Records for the exercise.
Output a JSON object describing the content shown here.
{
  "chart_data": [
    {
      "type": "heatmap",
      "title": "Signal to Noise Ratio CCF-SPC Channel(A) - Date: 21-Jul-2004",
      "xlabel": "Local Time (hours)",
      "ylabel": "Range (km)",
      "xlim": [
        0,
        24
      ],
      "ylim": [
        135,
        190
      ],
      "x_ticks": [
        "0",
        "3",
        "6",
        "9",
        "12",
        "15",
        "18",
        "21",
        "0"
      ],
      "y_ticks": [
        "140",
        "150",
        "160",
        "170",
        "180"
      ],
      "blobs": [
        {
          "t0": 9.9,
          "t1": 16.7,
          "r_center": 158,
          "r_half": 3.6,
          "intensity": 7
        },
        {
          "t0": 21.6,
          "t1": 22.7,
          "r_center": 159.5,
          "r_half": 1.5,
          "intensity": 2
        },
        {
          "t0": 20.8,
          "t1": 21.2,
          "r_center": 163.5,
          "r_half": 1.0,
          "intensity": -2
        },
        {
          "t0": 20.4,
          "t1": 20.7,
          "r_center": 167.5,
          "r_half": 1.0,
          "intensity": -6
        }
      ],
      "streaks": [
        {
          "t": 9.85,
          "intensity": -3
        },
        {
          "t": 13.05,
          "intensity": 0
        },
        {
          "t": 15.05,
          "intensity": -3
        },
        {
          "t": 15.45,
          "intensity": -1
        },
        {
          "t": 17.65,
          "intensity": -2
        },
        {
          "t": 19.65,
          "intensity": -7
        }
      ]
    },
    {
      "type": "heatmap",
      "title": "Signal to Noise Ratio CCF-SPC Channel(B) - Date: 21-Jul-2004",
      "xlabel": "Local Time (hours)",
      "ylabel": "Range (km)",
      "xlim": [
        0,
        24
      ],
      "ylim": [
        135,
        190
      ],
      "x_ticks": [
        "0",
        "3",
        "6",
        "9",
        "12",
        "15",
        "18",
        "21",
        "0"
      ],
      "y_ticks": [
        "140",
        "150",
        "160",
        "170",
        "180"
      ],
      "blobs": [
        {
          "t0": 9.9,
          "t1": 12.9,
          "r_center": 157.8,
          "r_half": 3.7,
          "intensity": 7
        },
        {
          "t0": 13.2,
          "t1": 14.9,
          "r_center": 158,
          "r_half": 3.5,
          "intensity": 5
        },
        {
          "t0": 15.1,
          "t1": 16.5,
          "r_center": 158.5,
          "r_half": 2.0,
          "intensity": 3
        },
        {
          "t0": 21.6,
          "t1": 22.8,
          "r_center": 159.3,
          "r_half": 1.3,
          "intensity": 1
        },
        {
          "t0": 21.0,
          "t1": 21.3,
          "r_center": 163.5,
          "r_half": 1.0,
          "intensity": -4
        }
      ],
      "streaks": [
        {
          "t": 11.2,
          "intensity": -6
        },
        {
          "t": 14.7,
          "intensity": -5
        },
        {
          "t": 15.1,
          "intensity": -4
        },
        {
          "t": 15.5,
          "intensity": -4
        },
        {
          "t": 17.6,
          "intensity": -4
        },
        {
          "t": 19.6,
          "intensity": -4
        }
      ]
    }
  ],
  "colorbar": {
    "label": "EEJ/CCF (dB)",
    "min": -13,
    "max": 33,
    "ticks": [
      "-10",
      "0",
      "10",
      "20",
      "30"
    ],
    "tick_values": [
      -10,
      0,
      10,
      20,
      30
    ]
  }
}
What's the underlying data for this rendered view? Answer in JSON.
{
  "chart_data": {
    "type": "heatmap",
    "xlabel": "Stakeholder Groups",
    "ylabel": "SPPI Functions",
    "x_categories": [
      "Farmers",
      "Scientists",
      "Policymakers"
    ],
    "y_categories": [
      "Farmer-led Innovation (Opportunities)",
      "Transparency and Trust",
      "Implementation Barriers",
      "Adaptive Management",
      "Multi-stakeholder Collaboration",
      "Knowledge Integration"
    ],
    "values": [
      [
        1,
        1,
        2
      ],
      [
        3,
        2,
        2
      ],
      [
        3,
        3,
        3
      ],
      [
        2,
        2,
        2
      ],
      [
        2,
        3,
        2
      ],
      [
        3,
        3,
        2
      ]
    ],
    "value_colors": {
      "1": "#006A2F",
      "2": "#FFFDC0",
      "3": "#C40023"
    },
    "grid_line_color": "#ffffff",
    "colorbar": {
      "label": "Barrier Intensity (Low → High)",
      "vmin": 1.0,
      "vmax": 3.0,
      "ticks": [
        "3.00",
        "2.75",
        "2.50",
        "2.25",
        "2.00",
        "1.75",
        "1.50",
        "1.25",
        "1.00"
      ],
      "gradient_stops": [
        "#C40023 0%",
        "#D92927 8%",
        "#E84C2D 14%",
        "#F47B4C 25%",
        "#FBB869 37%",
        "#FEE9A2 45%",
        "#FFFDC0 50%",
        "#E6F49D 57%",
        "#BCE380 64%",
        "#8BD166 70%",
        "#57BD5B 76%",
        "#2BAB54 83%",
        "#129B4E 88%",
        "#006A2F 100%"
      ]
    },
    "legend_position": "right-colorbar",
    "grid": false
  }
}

Task directions.
Copy, character for character, the lines from the line that holds "What's the underlying" through the final line of the records above.

Solution for this task.
What's the underlying data for this rendered view? Answer in JSON.
{
  "chart_data": {
    "type": "heatmap",
    "xlabel": "Stakeholder Groups",
    "ylabel": "SPPI Functions",
    "x_categories": [
      "Farmers",
      "Scientists",
      "Policymakers"
    ],
    "y_categories": [
      "Farmer-led Innovation (Opportunities)",
      "Transparency and Trust",
      "Implementation Barriers",
      "Adaptive Management",
      "Multi-stakeholder Collaboration",
      "Knowledge Integration"
    ],
    "values": [
      [
        1,
        1,
        2
      ],
      [
        3,
        2,
        2
      ],
      [
        3,
        3,
        3
      ],
      [
        2,
        2,
        2
      ],
      [
        2,
        3,
        2
      ],
      [
        3,
        3,
        2
      ]
    ],
    "value_colors": {
      "1": "#006A2F",
      "2": "#FFFDC0",
      "3": "#C40023"
    },
    "grid_line_color": "#ffffff",
    "colorbar": {
      "label": "Barrier Intensity (Low → High)",
      "vmin": 1.0,
      "vmax": 3.0,
      "ticks": [
        "3.00",
        "2.75",
        "2.50",
        "2.25",
        "2.00",
        "1.75",
        "1.50",
        "1.25",
        "1.00"
      ],
      "gradient_stops": [
        "#C40023 0%",
        "#D92927 8%",
        "#E84C2D 14%",
        "#F47B4C 25%",
        "#FBB869 37%",
        "#FEE9A2 45%",
        "#FFFDC0 50%",
        "#E6F49D 57%",
        "#BCE380 64%",
        "#8BD166 70%",
        "#57BD5B 76%",
        "#2BAB54 83%",
        "#129B4E 88%",
        "#006A2F 100%"
      ]
    },
    "legend_position": "right-colorbar",
    "grid": false
  }
}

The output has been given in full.